Task description: Would you transcribe the listing that follows, character for character, and omit its images?

-- start --

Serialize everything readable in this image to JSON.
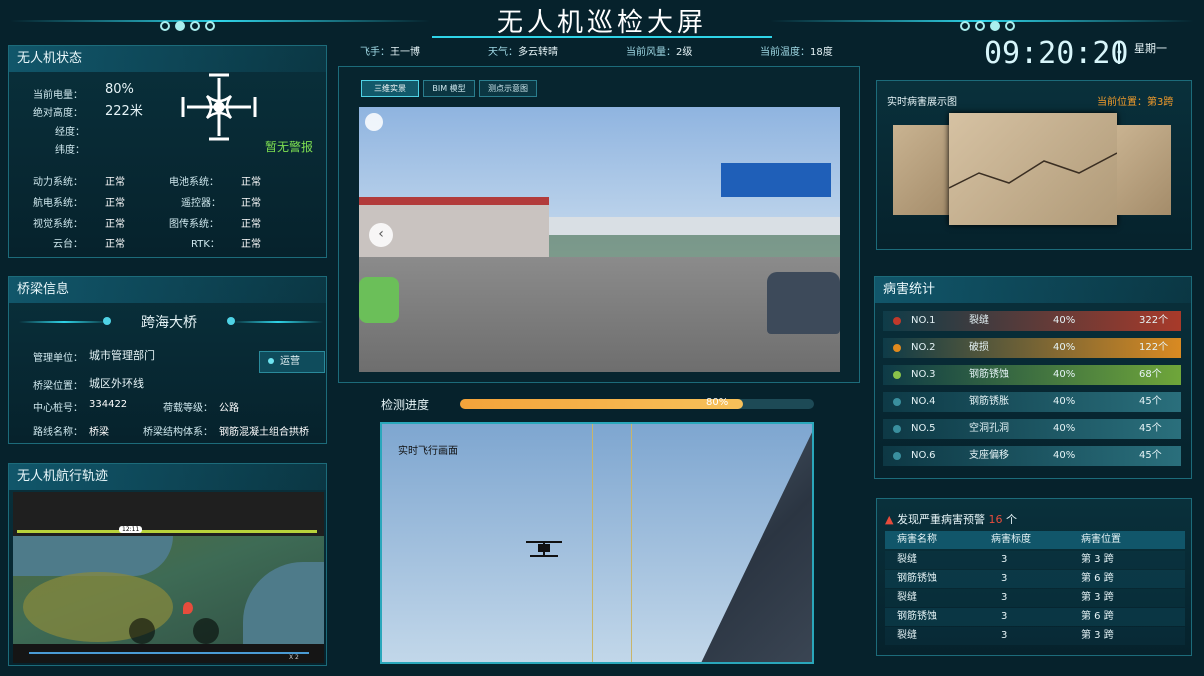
{
  "header": {
    "title": "无人机巡检大屏",
    "pilot_label": "飞手：",
    "pilot": "王一博",
    "weather_label": "天气：",
    "weather": "多云转晴",
    "wind_label": "当前风量：",
    "wind": "2级",
    "temp_label": "当前温度：",
    "temp": "18度",
    "time": "09:20:20",
    "weekday": "星期一"
  },
  "drone_status": {
    "title": "无人机状态",
    "battery_label": "当前电量：",
    "battery": "80%",
    "altitude_label": "绝对高度：",
    "altitude": "222米",
    "longitude_label": "经度：",
    "latitude_label": "纬度：",
    "alarm": "暂无警报",
    "systems": [
      {
        "label": "动力系统：",
        "value": "正常"
      },
      {
        "label": "电池系统：",
        "value": "正常"
      },
      {
        "label": "航电系统：",
        "value": "正常"
      },
      {
        "label": "遥控器：",
        "value": "正常"
      },
      {
        "label": "视觉系统：",
        "value": "正常"
      },
      {
        "label": "图传系统：",
        "value": "正常"
      },
      {
        "label": "云台：",
        "value": "正常"
      },
      {
        "label": "RTK：",
        "value": "正常"
      }
    ]
  },
  "bridge": {
    "title": "桥梁信息",
    "name": "跨海大桥",
    "unit_label": "管理单位：",
    "unit": "城市管理部门",
    "status": "运营",
    "location_label": "桥梁位置：",
    "location": "城区外环线",
    "pile_label": "中心桩号：",
    "pile": "334422",
    "load_label": "荷载等级：",
    "load": "公路",
    "route_label": "路线名称：",
    "route": "桥梁",
    "structure_label": "桥梁结构体系：",
    "structure": "钢筋混凝土组合拱桥"
  },
  "track": {
    "title": "无人机航行轨迹",
    "speed_label": "X 2",
    "scrub_time": "12:11"
  },
  "center": {
    "tabs": [
      "三维实景",
      "BIM 模型",
      "测点示意图"
    ],
    "progress_label": "检测进度",
    "progress_text": "80%",
    "progress": 0.8,
    "live_label": "实时飞行画面"
  },
  "damage_show": {
    "title": "实时病害展示图",
    "position": "当前位置：第3跨"
  },
  "stats": {
    "title": "病害统计",
    "rows": [
      {
        "no": "NO.1",
        "name": "裂缝",
        "pct": "40%",
        "count": "322个",
        "color": "#c0392b",
        "bar": "#a83a2a"
      },
      {
        "no": "NO.2",
        "name": "破损",
        "pct": "40%",
        "count": "122个",
        "color": "#e08a1e",
        "bar": "#d98a22"
      },
      {
        "no": "NO.3",
        "name": "钢筋锈蚀",
        "pct": "40%",
        "count": "68个",
        "color": "#8bc34a",
        "bar": "#6fa63a"
      },
      {
        "no": "NO.4",
        "name": "钢筋锈胀",
        "pct": "40%",
        "count": "45个",
        "color": "#3a8f9e",
        "bar": "#2a6f7c"
      },
      {
        "no": "NO.5",
        "name": "空洞孔洞",
        "pct": "40%",
        "count": "45个",
        "color": "#3a8f9e",
        "bar": "#2a6f7c"
      },
      {
        "no": "NO.6",
        "name": "支座偏移",
        "pct": "40%",
        "count": "45个",
        "color": "#3a8f9e",
        "bar": "#2a6f7c"
      }
    ]
  },
  "warning": {
    "title": "发现严重病害预警",
    "count": "16",
    "unit": "个",
    "headers": [
      "病害名称",
      "病害标度",
      "病害位置"
    ],
    "rows": [
      [
        "裂缝",
        "3",
        "第 3 跨"
      ],
      [
        "钢筋锈蚀",
        "3",
        "第 6 跨"
      ],
      [
        "裂缝",
        "3",
        "第 3 跨"
      ],
      [
        "钢筋锈蚀",
        "3",
        "第 6 跨"
      ],
      [
        "裂缝",
        "3",
        "第 3 跨"
      ]
    ]
  }
}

-- end --

Written answer:
Serialize everything readable in this image to JSON.
{
  "header": {
    "title": "无人机巡检大屏",
    "pilot_label": "飞手：",
    "pilot": "王一博",
    "weather_label": "天气：",
    "weather": "多云转晴",
    "wind_label": "当前风量：",
    "wind": "2级",
    "temp_label": "当前温度：",
    "temp": "18度",
    "time": "09:20:20",
    "weekday": "星期一"
  },
  "drone_status": {
    "title": "无人机状态",
    "battery_label": "当前电量：",
    "battery": "80%",
    "altitude_label": "绝对高度：",
    "altitude": "222米",
    "longitude_label": "经度：",
    "latitude_label": "纬度：",
    "alarm": "暂无警报",
    "systems": [
      {
        "label": "动力系统：",
        "value": "正常"
      },
      {
        "label": "电池系统：",
        "value": "正常"
      },
      {
        "label": "航电系统：",
        "value": "正常"
      },
      {
        "label": "遥控器：",
        "value": "正常"
      },
      {
        "label": "视觉系统：",
        "value": "正常"
      },
      {
        "label": "图传系统：",
        "value": "正常"
      },
      {
        "label": "云台：",
        "value": "正常"
      },
      {
        "label": "RTK：",
        "value": "正常"
      }
    ]
  },
  "bridge": {
    "title": "桥梁信息",
    "name": "跨海大桥",
    "unit_label": "管理单位：",
    "unit": "城市管理部门",
    "status": "运营",
    "location_label": "桥梁位置：",
    "location": "城区外环线",
    "pile_label": "中心桩号：",
    "pile": "334422",
    "load_label": "荷载等级：",
    "load": "公路",
    "route_label": "路线名称：",
    "route": "桥梁",
    "structure_label": "桥梁结构体系：",
    "structure": "钢筋混凝土组合拱桥"
  },
  "track": {
    "title": "无人机航行轨迹",
    "speed_label": "X 2",
    "scrub_time": "12:11"
  },
  "center": {
    "tabs": [
      "三维实景",
      "BIM 模型",
      "测点示意图"
    ],
    "progress_label": "检测进度",
    "progress_text": "80%",
    "progress": 0.8,
    "live_label": "实时飞行画面"
  },
  "damage_show": {
    "title": "实时病害展示图",
    "position": "当前位置：第3跨"
  },
  "stats": {
    "title": "病害统计",
    "rows": [
      {
        "no": "NO.1",
        "name": "裂缝",
        "pct": "40%",
        "count": "322个",
        "color": "#c0392b",
        "bar": "#a83a2a"
      },
      {
        "no": "NO.2",
        "name": "破损",
        "pct": "40%",
        "count": "122个",
        "color": "#e08a1e",
        "bar": "#d98a22"
      },
      {
        "no": "NO.3",
        "name": "钢筋锈蚀",
        "pct": "40%",
        "count": "68个",
        "color": "#8bc34a",
        "bar": "#6fa63a"
      },
      {
        "no": "NO.4",
        "name": "钢筋锈胀",
        "pct": "40%",
        "count": "45个",
        "color": "#3a8f9e",
        "bar": "#2a6f7c"
      },
      {
        "no": "NO.5",
        "name": "空洞孔洞",
        "pct": "40%",
        "count": "45个",
        "color": "#3a8f9e",
        "bar": "#2a6f7c"
      },
      {
        "no": "NO.6",
        "name": "支座偏移",
        "pct": "40%",
        "count": "45个",
        "color": "#3a8f9e",
        "bar": "#2a6f7c"
      }
    ]
  },
  "warning": {
    "title": "发现严重病害预警",
    "count": "16",
    "unit": "个",
    "headers": [
      "病害名称",
      "病害标度",
      "病害位置"
    ],
    "rows": [
      [
        "裂缝",
        "3",
        "第 3 跨"
      ],
      [
        "钢筋锈蚀",
        "3",
        "第 6 跨"
      ],
      [
        "裂缝",
        "3",
        "第 3 跨"
      ],
      [
        "钢筋锈蚀",
        "3",
        "第 6 跨"
      ],
      [
        "裂缝",
        "3",
        "第 3 跨"
      ]
    ]
  }
}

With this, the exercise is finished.